# CHALLENGE:
Return each line of the entries below unchanged and in the same order.

===== PROVIDED RECORDS =====

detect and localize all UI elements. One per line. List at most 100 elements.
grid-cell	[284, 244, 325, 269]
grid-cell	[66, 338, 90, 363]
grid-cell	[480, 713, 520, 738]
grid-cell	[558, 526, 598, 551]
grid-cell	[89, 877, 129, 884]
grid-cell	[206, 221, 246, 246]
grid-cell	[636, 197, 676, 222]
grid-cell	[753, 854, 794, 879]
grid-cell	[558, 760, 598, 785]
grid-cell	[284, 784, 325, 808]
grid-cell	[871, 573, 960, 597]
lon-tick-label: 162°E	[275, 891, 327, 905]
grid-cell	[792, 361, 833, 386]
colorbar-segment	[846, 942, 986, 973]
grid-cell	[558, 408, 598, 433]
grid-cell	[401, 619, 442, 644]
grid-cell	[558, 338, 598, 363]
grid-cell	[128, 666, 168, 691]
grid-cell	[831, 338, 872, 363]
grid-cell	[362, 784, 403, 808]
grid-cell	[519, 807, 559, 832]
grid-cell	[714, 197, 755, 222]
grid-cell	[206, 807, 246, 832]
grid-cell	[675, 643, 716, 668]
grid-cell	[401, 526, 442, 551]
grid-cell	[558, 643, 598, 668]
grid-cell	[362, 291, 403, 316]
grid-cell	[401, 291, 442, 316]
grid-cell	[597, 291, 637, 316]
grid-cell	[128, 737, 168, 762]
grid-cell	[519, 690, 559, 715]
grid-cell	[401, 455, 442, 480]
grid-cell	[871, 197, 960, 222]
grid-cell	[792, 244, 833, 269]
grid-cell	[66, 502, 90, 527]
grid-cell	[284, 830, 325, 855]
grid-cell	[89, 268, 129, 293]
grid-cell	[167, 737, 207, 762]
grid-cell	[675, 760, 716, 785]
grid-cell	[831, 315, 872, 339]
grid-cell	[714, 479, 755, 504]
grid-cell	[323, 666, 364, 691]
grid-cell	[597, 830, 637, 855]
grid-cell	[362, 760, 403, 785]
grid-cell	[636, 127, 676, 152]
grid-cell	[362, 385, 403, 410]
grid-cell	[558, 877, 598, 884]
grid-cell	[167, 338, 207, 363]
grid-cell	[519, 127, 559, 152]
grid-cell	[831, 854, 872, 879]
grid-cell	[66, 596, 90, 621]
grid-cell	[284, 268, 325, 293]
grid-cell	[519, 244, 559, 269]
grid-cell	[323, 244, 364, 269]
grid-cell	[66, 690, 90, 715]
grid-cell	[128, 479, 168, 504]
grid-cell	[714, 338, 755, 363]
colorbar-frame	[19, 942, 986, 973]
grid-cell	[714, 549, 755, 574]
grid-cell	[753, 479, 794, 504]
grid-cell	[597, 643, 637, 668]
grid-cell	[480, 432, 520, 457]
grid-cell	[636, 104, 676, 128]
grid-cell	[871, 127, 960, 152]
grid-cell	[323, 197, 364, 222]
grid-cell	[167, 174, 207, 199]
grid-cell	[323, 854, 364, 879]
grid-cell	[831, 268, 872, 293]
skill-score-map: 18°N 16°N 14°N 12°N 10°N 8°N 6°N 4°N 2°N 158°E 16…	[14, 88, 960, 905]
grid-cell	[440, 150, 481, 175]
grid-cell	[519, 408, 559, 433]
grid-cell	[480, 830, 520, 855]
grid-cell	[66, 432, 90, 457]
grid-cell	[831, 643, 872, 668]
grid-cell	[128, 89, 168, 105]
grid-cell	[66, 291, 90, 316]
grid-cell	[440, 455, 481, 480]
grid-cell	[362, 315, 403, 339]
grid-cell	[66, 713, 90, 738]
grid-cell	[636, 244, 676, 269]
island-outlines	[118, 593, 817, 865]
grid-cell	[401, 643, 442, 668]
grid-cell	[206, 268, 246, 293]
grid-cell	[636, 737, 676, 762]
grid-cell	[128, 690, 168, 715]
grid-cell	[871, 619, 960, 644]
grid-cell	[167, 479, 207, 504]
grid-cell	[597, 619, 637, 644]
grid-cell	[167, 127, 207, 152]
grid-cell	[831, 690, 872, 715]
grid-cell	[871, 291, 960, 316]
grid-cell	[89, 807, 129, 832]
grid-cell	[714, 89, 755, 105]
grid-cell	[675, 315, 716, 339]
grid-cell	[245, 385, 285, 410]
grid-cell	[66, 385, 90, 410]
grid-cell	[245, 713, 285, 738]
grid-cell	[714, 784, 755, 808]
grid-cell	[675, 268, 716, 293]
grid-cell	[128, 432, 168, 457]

=====

# RESULT FOR THIS TASK:
detect and localize all UI elements. One per line. List at most 100 elements.
grid-cell	[284, 244, 325, 269]
grid-cell	[66, 338, 90, 363]
grid-cell	[480, 713, 520, 738]
grid-cell	[558, 526, 598, 551]
grid-cell	[89, 877, 129, 884]
grid-cell	[206, 221, 246, 246]
grid-cell	[636, 197, 676, 222]
grid-cell	[753, 854, 794, 879]
grid-cell	[558, 760, 598, 785]
grid-cell	[284, 784, 325, 808]
grid-cell	[871, 573, 960, 597]
lon-tick-label: 162°E	[275, 891, 327, 905]
grid-cell	[792, 361, 833, 386]
colorbar-segment	[846, 942, 986, 973]
grid-cell	[558, 408, 598, 433]
grid-cell	[401, 619, 442, 644]
grid-cell	[558, 338, 598, 363]
grid-cell	[128, 666, 168, 691]
grid-cell	[831, 338, 872, 363]
grid-cell	[362, 784, 403, 808]
grid-cell	[519, 807, 559, 832]
grid-cell	[714, 197, 755, 222]
grid-cell	[206, 807, 246, 832]
grid-cell	[675, 643, 716, 668]
grid-cell	[401, 526, 442, 551]
grid-cell	[558, 643, 598, 668]
grid-cell	[362, 291, 403, 316]
grid-cell	[401, 291, 442, 316]
grid-cell	[597, 291, 637, 316]
grid-cell	[128, 737, 168, 762]
grid-cell	[519, 690, 559, 715]
grid-cell	[401, 455, 442, 480]
grid-cell	[871, 197, 960, 222]
grid-cell	[792, 244, 833, 269]
grid-cell	[66, 502, 90, 527]
grid-cell	[284, 830, 325, 855]
grid-cell	[89, 268, 129, 293]
grid-cell	[167, 737, 207, 762]
grid-cell	[675, 760, 716, 785]
grid-cell	[831, 315, 872, 339]
grid-cell	[714, 479, 755, 504]
grid-cell	[323, 666, 364, 691]
grid-cell	[597, 830, 637, 855]
grid-cell	[362, 760, 403, 785]
grid-cell	[636, 127, 676, 152]
grid-cell	[362, 385, 403, 410]
grid-cell	[558, 877, 598, 884]
grid-cell	[167, 338, 207, 363]
grid-cell	[519, 127, 559, 152]
grid-cell	[831, 854, 872, 879]
grid-cell	[66, 596, 90, 621]
grid-cell	[284, 268, 325, 293]
grid-cell	[519, 244, 559, 269]
grid-cell	[323, 244, 364, 269]
grid-cell	[66, 690, 90, 715]
grid-cell	[128, 479, 168, 504]
grid-cell	[714, 338, 755, 363]
colorbar-frame	[19, 942, 986, 973]
grid-cell	[714, 549, 755, 574]
grid-cell	[753, 479, 794, 504]
grid-cell	[597, 643, 637, 668]
grid-cell	[480, 432, 520, 457]
grid-cell	[636, 104, 676, 128]
grid-cell	[871, 127, 960, 152]
grid-cell	[323, 197, 364, 222]
grid-cell	[167, 174, 207, 199]
grid-cell	[323, 854, 364, 879]
grid-cell	[831, 268, 872, 293]
skill-score-map: 18°N 16°N 14°N 12°N 10°N 8°N 6°N 4°N 2°N 158°E 16…	[14, 88, 960, 905]
grid-cell	[440, 150, 481, 175]
grid-cell	[519, 408, 559, 433]
grid-cell	[480, 830, 520, 855]
grid-cell	[66, 432, 90, 457]
grid-cell	[831, 643, 872, 668]
grid-cell	[128, 89, 168, 105]
grid-cell	[66, 291, 90, 316]
grid-cell	[440, 455, 481, 480]
grid-cell	[362, 315, 403, 339]
grid-cell	[66, 713, 90, 738]
grid-cell	[636, 244, 676, 269]
island-outlines	[118, 593, 817, 865]
grid-cell	[401, 643, 442, 668]
grid-cell	[206, 268, 246, 293]
grid-cell	[636, 737, 676, 762]
grid-cell	[128, 690, 168, 715]
grid-cell	[871, 619, 960, 644]
grid-cell	[167, 479, 207, 504]
grid-cell	[597, 619, 637, 644]
grid-cell	[167, 127, 207, 152]
grid-cell	[831, 690, 872, 715]
grid-cell	[871, 291, 960, 316]
grid-cell	[89, 807, 129, 832]
grid-cell	[714, 89, 755, 105]
grid-cell	[675, 315, 716, 339]
grid-cell	[245, 385, 285, 410]
grid-cell	[66, 385, 90, 410]
grid-cell	[245, 713, 285, 738]
grid-cell	[714, 784, 755, 808]
grid-cell	[675, 268, 716, 293]
grid-cell	[128, 432, 168, 457]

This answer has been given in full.